STATED PROBLEM -
Transcribe the entries that follow, word for word.

MATERIAL TO PROCESS -

⁂

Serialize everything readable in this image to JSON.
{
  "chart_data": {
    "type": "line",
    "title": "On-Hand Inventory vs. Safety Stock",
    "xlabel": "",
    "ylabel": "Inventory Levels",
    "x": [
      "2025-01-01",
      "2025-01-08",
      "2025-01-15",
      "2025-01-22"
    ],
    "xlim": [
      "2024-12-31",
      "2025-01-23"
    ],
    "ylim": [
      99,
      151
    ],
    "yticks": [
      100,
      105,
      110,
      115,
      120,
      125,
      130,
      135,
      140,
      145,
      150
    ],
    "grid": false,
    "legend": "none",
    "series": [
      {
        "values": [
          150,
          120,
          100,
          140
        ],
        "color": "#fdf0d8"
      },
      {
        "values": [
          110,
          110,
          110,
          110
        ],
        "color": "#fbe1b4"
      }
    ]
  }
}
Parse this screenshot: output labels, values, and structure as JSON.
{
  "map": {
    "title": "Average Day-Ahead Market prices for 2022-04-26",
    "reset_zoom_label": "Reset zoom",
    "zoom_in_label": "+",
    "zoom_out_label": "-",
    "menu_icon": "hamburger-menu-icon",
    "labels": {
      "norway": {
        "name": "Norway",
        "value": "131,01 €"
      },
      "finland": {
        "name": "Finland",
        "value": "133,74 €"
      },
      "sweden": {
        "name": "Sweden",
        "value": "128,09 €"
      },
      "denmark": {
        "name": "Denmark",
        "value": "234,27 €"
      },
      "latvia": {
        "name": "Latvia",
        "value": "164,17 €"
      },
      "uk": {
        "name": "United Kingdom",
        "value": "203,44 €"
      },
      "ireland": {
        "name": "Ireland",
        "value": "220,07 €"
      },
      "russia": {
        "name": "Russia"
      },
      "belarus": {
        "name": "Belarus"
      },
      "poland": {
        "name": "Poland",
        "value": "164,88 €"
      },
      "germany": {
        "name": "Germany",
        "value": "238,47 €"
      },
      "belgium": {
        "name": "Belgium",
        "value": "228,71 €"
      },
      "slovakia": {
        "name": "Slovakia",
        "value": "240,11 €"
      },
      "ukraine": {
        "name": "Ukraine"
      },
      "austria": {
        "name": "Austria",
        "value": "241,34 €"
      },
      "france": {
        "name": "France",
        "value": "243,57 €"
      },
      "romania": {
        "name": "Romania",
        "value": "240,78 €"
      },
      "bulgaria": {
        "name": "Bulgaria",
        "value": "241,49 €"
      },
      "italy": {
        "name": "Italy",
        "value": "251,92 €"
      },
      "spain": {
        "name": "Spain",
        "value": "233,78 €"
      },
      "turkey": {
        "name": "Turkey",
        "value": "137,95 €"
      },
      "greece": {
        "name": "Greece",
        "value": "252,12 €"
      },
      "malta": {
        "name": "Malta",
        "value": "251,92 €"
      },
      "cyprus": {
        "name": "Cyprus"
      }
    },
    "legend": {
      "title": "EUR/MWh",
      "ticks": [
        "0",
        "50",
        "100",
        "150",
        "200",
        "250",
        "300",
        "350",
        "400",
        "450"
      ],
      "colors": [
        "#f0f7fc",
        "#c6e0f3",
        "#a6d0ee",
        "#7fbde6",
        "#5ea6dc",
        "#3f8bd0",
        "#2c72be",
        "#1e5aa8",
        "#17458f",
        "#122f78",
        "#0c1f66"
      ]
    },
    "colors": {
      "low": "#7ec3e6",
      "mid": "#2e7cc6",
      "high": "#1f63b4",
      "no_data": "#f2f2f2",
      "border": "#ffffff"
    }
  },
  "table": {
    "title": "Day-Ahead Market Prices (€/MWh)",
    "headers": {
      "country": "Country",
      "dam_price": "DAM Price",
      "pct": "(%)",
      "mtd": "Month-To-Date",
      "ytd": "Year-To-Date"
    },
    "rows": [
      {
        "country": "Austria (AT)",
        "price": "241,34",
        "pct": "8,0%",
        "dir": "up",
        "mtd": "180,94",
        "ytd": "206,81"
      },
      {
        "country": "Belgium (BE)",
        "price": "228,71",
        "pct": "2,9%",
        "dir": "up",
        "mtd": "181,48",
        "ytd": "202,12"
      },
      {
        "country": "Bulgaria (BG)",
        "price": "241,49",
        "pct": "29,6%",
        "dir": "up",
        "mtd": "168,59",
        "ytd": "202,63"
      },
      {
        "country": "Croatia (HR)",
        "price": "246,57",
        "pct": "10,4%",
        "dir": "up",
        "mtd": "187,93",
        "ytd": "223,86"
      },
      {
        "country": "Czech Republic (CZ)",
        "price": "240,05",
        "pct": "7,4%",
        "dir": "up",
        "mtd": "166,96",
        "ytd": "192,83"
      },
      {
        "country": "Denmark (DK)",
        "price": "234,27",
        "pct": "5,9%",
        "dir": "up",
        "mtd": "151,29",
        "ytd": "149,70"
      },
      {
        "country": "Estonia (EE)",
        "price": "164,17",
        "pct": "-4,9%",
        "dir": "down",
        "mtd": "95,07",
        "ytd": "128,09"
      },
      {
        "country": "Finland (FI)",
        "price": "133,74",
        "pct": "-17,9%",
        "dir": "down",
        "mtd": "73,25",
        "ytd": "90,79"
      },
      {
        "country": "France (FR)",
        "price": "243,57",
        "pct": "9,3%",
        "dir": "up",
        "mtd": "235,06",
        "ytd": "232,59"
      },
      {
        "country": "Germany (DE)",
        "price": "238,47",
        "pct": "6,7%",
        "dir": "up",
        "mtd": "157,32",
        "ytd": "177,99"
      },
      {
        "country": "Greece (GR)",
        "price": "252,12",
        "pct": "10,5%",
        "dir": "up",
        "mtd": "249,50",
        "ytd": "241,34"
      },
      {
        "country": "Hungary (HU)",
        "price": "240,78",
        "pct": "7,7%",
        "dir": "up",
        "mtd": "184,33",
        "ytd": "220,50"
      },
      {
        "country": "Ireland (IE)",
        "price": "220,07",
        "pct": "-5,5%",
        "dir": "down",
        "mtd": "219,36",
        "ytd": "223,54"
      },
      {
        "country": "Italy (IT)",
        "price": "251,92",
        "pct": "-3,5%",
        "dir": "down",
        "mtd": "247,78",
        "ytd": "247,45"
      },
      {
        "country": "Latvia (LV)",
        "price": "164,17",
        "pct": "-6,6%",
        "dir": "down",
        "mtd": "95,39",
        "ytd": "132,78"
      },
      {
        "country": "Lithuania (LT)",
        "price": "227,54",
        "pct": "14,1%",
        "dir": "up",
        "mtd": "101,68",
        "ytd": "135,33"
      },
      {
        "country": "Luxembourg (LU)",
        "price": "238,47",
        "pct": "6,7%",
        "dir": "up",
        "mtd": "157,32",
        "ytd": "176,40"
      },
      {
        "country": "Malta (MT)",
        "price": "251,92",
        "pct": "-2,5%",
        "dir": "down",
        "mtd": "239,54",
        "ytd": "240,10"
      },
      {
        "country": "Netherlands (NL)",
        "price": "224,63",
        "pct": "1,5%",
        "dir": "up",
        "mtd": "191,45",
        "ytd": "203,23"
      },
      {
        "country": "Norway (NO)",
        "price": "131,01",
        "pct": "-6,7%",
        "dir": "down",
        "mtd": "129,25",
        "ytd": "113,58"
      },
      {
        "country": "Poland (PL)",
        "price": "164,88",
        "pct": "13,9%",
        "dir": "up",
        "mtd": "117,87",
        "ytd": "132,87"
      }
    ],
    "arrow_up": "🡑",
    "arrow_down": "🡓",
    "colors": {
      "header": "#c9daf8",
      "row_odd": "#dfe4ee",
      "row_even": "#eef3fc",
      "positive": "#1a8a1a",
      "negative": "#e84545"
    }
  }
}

⁂

EXPECTED OUTPUT -
Serialize everything readable in this image to JSON.
{
  "chart_data": {
    "type": "line",
    "title": "On-Hand Inventory vs. Safety Stock",
    "xlabel": "",
    "ylabel": "Inventory Levels",
    "x": [
      "2025-01-01",
      "2025-01-08",
      "2025-01-15",
      "2025-01-22"
    ],
    "xlim": [
      "2024-12-31",
      "2025-01-23"
    ],
    "ylim": [
      99,
      151
    ],
    "yticks": [
      100,
      105,
      110,
      115,
      120,
      125,
      130,
      135,
      140,
      145,
      150
    ],
    "grid": false,
    "legend": "none",
    "series": [
      {
        "values": [
          150,
          120,
          100,
          140
        ],
        "color": "#fdf0d8"
      },
      {
        "values": [
          110,
          110,
          110,
          110
        ],
        "color": "#fbe1b4"
      }
    ]
  }
}
Parse this screenshot: output labels, values, and structure as JSON.
{
  "map": {
    "title": "Average Day-Ahead Market prices for 2022-04-26",
    "reset_zoom_label": "Reset zoom",
    "zoom_in_label": "+",
    "zoom_out_label": "-",
    "menu_icon": "hamburger-menu-icon",
    "labels": {
      "norway": {
        "name": "Norway",
        "value": "131,01 €"
      },
      "finland": {
        "name": "Finland",
        "value": "133,74 €"
      },
      "sweden": {
        "name": "Sweden",
        "value": "128,09 €"
      },
      "denmark": {
        "name": "Denmark",
        "value": "234,27 €"
      },
      "latvia": {
        "name": "Latvia",
        "value": "164,17 €"
      },
      "uk": {
        "name": "United Kingdom",
        "value": "203,44 €"
      },
      "ireland": {
        "name": "Ireland",
        "value": "220,07 €"
      },
      "russia": {
        "name": "Russia"
      },
      "belarus": {
        "name": "Belarus"
      },
      "poland": {
        "name": "Poland",
        "value": "164,88 €"
      },
      "germany": {
        "name": "Germany",
        "value": "238,47 €"
      },
      "belgium": {
        "name": "Belgium",
        "value": "228,71 €"
      },
      "slovakia": {
        "name": "Slovakia",
        "value": "240,11 €"
      },
      "ukraine": {
        "name": "Ukraine"
      },
      "austria": {
        "name": "Austria",
        "value": "241,34 €"
      },
      "france": {
        "name": "France",
        "value": "243,57 €"
      },
      "romania": {
        "name": "Romania",
        "value": "240,78 €"
      },
      "bulgaria": {
        "name": "Bulgaria",
        "value": "241,49 €"
      },
      "italy": {
        "name": "Italy",
        "value": "251,92 €"
      },
      "spain": {
        "name": "Spain",
        "value": "233,78 €"
      },
      "turkey": {
        "name": "Turkey",
        "value": "137,95 €"
      },
      "greece": {
        "name": "Greece",
        "value": "252,12 €"
      },
      "malta": {
        "name": "Malta",
        "value": "251,92 €"
      },
      "cyprus": {
        "name": "Cyprus"
      }
    },
    "legend": {
      "title": "EUR/MWh",
      "ticks": [
        "0",
        "50",
        "100",
        "150",
        "200",
        "250",
        "300",
        "350",
        "400",
        "450"
      ],
      "colors": [
        "#f0f7fc",
        "#c6e0f3",
        "#a6d0ee",
        "#7fbde6",
        "#5ea6dc",
        "#3f8bd0",
        "#2c72be",
        "#1e5aa8",
        "#17458f",
        "#122f78",
        "#0c1f66"
      ]
    },
    "colors": {
      "low": "#7ec3e6",
      "mid": "#2e7cc6",
      "high": "#1f63b4",
      "no_data": "#f2f2f2",
      "border": "#ffffff"
    }
  },
  "table": {
    "title": "Day-Ahead Market Prices (€/MWh)",
    "headers": {
      "country": "Country",
      "dam_price": "DAM Price",
      "pct": "(%)",
      "mtd": "Month-To-Date",
      "ytd": "Year-To-Date"
    },
    "rows": [
      {
        "country": "Austria (AT)",
        "price": "241,34",
        "pct": "8,0%",
        "dir": "up",
        "mtd": "180,94",
        "ytd": "206,81"
      },
      {
        "country": "Belgium (BE)",
        "price": "228,71",
        "pct": "2,9%",
        "dir": "up",
        "mtd": "181,48",
        "ytd": "202,12"
      },
      {
        "country": "Bulgaria (BG)",
        "price": "241,49",
        "pct": "29,6%",
        "dir": "up",
        "mtd": "168,59",
        "ytd": "202,63"
      },
      {
        "country": "Croatia (HR)",
        "price": "246,57",
        "pct": "10,4%",
        "dir": "up",
        "mtd": "187,93",
        "ytd": "223,86"
      },
      {
        "country": "Czech Republic (CZ)",
        "price": "240,05",
        "pct": "7,4%",
        "dir": "up",
        "mtd": "166,96",
        "ytd": "192,83"
      },
      {
        "country": "Denmark (DK)",
        "price": "234,27",
        "pct": "5,9%",
        "dir": "up",
        "mtd": "151,29",
        "ytd": "149,70"
      },
      {
        "country": "Estonia (EE)",
        "price": "164,17",
        "pct": "-4,9%",
        "dir": "down",
        "mtd": "95,07",
        "ytd": "128,09"
      },
      {
        "country": "Finland (FI)",
        "price": "133,74",
        "pct": "-17,9%",
        "dir": "down",
        "mtd": "73,25",
        "ytd": "90,79"
      },
      {
        "country": "France (FR)",
        "price": "243,57",
        "pct": "9,3%",
        "dir": "up",
        "mtd": "235,06",
        "ytd": "232,59"
      },
      {
        "country": "Germany (DE)",
        "price": "238,47",
        "pct": "6,7%",
        "dir": "up",
        "mtd": "157,32",
        "ytd": "177,99"
      },
      {
        "country": "Greece (GR)",
        "price": "252,12",
        "pct": "10,5%",
        "dir": "up",
        "mtd": "249,50",
        "ytd": "241,34"
      },
      {
        "country": "Hungary (HU)",
        "price": "240,78",
        "pct": "7,7%",
        "dir": "up",
        "mtd": "184,33",
        "ytd": "220,50"
      },
      {
        "country": "Ireland (IE)",
        "price": "220,07",
        "pct": "-5,5%",
        "dir": "down",
        "mtd": "219,36",
        "ytd": "223,54"
      },
      {
        "country": "Italy (IT)",
        "price": "251,92",
        "pct": "-3,5%",
        "dir": "down",
        "mtd": "247,78",
        "ytd": "247,45"
      },
      {
        "country": "Latvia (LV)",
        "price": "164,17",
        "pct": "-6,6%",
        "dir": "down",
        "mtd": "95,39",
        "ytd": "132,78"
      },
      {
        "country": "Lithuania (LT)",
        "price": "227,54",
        "pct": "14,1%",
        "dir": "up",
        "mtd": "101,68",
        "ytd": "135,33"
      },
      {
        "country": "Luxembourg (LU)",
        "price": "238,47",
        "pct": "6,7%",
        "dir": "up",
        "mtd": "157,32",
        "ytd": "176,40"
      },
      {
        "country": "Malta (MT)",
        "price": "251,92",
        "pct": "-2,5%",
        "dir": "down",
        "mtd": "239,54",
        "ytd": "240,10"
      },
      {
        "country": "Netherlands (NL)",
        "price": "224,63",
        "pct": "1,5%",
        "dir": "up",
        "mtd": "191,45",
        "ytd": "203,23"
      },
      {
        "country": "Norway (NO)",
        "price": "131,01",
        "pct": "-6,7%",
        "dir": "down",
        "mtd": "129,25",
        "ytd": "113,58"
      },
      {
        "country": "Poland (PL)",
        "price": "164,88",
        "pct": "13,9%",
        "dir": "up",
        "mtd": "117,87",
        "ytd": "132,87"
      }
    ],
    "arrow_up": "🡑",
    "arrow_down": "🡓",
    "colors": {
      "header": "#c9daf8",
      "row_odd": "#dfe4ee",
      "row_even": "#eef3fc",
      "positive": "#1a8a1a",
      "negative": "#e84545"
    }
  }
}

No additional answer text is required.